Reproduce the material in full, exactly as written.

[start Dataset excerpts]

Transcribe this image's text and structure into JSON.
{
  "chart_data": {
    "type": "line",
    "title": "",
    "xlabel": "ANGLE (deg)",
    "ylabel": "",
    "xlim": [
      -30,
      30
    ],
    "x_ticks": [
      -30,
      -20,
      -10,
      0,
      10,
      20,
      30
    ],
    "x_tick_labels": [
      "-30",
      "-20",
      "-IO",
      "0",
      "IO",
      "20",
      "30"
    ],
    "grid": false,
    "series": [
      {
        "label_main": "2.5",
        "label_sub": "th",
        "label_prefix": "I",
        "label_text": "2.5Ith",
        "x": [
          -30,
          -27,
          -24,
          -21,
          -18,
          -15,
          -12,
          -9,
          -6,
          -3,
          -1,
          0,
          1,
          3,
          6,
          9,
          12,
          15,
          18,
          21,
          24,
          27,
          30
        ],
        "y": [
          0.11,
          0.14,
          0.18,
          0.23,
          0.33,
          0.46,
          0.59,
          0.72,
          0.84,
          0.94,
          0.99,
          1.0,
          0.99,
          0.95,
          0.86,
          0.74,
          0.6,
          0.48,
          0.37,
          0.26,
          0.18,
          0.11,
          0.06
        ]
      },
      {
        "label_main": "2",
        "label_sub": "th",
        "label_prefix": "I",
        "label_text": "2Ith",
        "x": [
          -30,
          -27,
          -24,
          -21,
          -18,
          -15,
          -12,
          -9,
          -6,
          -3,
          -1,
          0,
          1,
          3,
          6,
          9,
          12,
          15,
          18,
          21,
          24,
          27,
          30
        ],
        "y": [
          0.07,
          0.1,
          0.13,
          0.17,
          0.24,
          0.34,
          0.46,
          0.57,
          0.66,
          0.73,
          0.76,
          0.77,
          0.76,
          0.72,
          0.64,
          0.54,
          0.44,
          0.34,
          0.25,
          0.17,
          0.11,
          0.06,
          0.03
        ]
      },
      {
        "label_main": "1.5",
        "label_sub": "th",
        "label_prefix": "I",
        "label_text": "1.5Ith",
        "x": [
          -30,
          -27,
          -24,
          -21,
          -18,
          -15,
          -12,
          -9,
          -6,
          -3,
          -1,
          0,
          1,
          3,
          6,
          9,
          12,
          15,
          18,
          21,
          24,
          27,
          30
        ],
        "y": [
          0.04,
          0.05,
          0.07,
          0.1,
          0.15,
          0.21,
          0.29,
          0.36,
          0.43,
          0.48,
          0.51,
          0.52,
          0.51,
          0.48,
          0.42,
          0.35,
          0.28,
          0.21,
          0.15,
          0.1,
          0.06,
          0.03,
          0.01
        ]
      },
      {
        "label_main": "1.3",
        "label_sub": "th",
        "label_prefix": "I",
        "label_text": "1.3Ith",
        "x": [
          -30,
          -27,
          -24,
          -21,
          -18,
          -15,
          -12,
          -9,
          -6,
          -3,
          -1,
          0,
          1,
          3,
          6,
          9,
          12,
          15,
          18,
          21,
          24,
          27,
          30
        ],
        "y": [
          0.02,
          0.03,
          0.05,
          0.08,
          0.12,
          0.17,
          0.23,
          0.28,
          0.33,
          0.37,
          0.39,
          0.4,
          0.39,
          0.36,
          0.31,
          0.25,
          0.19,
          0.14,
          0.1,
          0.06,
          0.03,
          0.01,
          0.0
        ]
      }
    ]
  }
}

[end Dataset excerpts]

Output:
Transcribe this image's text and structure into JSON.
{
  "chart_data": {
    "type": "line",
    "title": "",
    "xlabel": "ANGLE (deg)",
    "ylabel": "",
    "xlim": [
      -30,
      30
    ],
    "x_ticks": [
      -30,
      -20,
      -10,
      0,
      10,
      20,
      30
    ],
    "x_tick_labels": [
      "-30",
      "-20",
      "-IO",
      "0",
      "IO",
      "20",
      "30"
    ],
    "grid": false,
    "series": [
      {
        "label_main": "2.5",
        "label_sub": "th",
        "label_prefix": "I",
        "label_text": "2.5Ith",
        "x": [
          -30,
          -27,
          -24,
          -21,
          -18,
          -15,
          -12,
          -9,
          -6,
          -3,
          -1,
          0,
          1,
          3,
          6,
          9,
          12,
          15,
          18,
          21,
          24,
          27,
          30
        ],
        "y": [
          0.11,
          0.14,
          0.18,
          0.23,
          0.33,
          0.46,
          0.59,
          0.72,
          0.84,
          0.94,
          0.99,
          1.0,
          0.99,
          0.95,
          0.86,
          0.74,
          0.6,
          0.48,
          0.37,
          0.26,
          0.18,
          0.11,
          0.06
        ]
      },
      {
        "label_main": "2",
        "label_sub": "th",
        "label_prefix": "I",
        "label_text": "2Ith",
        "x": [
          -30,
          -27,
          -24,
          -21,
          -18,
          -15,
          -12,
          -9,
          -6,
          -3,
          -1,
          0,
          1,
          3,
          6,
          9,
          12,
          15,
          18,
          21,
          24,
          27,
          30
        ],
        "y": [
          0.07,
          0.1,
          0.13,
          0.17,
          0.24,
          0.34,
          0.46,
          0.57,
          0.66,
          0.73,
          0.76,
          0.77,
          0.76,
          0.72,
          0.64,
          0.54,
          0.44,
          0.34,
          0.25,
          0.17,
          0.11,
          0.06,
          0.03
        ]
      },
      {
        "label_main": "1.5",
        "label_sub": "th",
        "label_prefix": "I",
        "label_text": "1.5Ith",
        "x": [
          -30,
          -27,
          -24,
          -21,
          -18,
          -15,
          -12,
          -9,
          -6,
          -3,
          -1,
          0,
          1,
          3,
          6,
          9,
          12,
          15,
          18,
          21,
          24,
          27,
          30
        ],
        "y": [
          0.04,
          0.05,
          0.07,
          0.1,
          0.15,
          0.21,
          0.29,
          0.36,
          0.43,
          0.48,
          0.51,
          0.52,
          0.51,
          0.48,
          0.42,
          0.35,
          0.28,
          0.21,
          0.15,
          0.1,
          0.06,
          0.03,
          0.01
        ]
      },
      {
        "label_main": "1.3",
        "label_sub": "th",
        "label_prefix": "I",
        "label_text": "1.3Ith",
        "x": [
          -30,
          -27,
          -24,
          -21,
          -18,
          -15,
          -12,
          -9,
          -6,
          -3,
          -1,
          0,
          1,
          3,
          6,
          9,
          12,
          15,
          18,
          21,
          24,
          27,
          30
        ],
        "y": [
          0.02,
          0.03,
          0.05,
          0.08,
          0.12,
          0.17,
          0.23,
          0.28,
          0.33,
          0.37,
          0.39,
          0.4,
          0.39,
          0.36,
          0.31,
          0.25,
          0.19,
          0.14,
          0.1,
          0.06,
          0.03,
          0.01,
          0.0
        ]
      }
    ]
  }
}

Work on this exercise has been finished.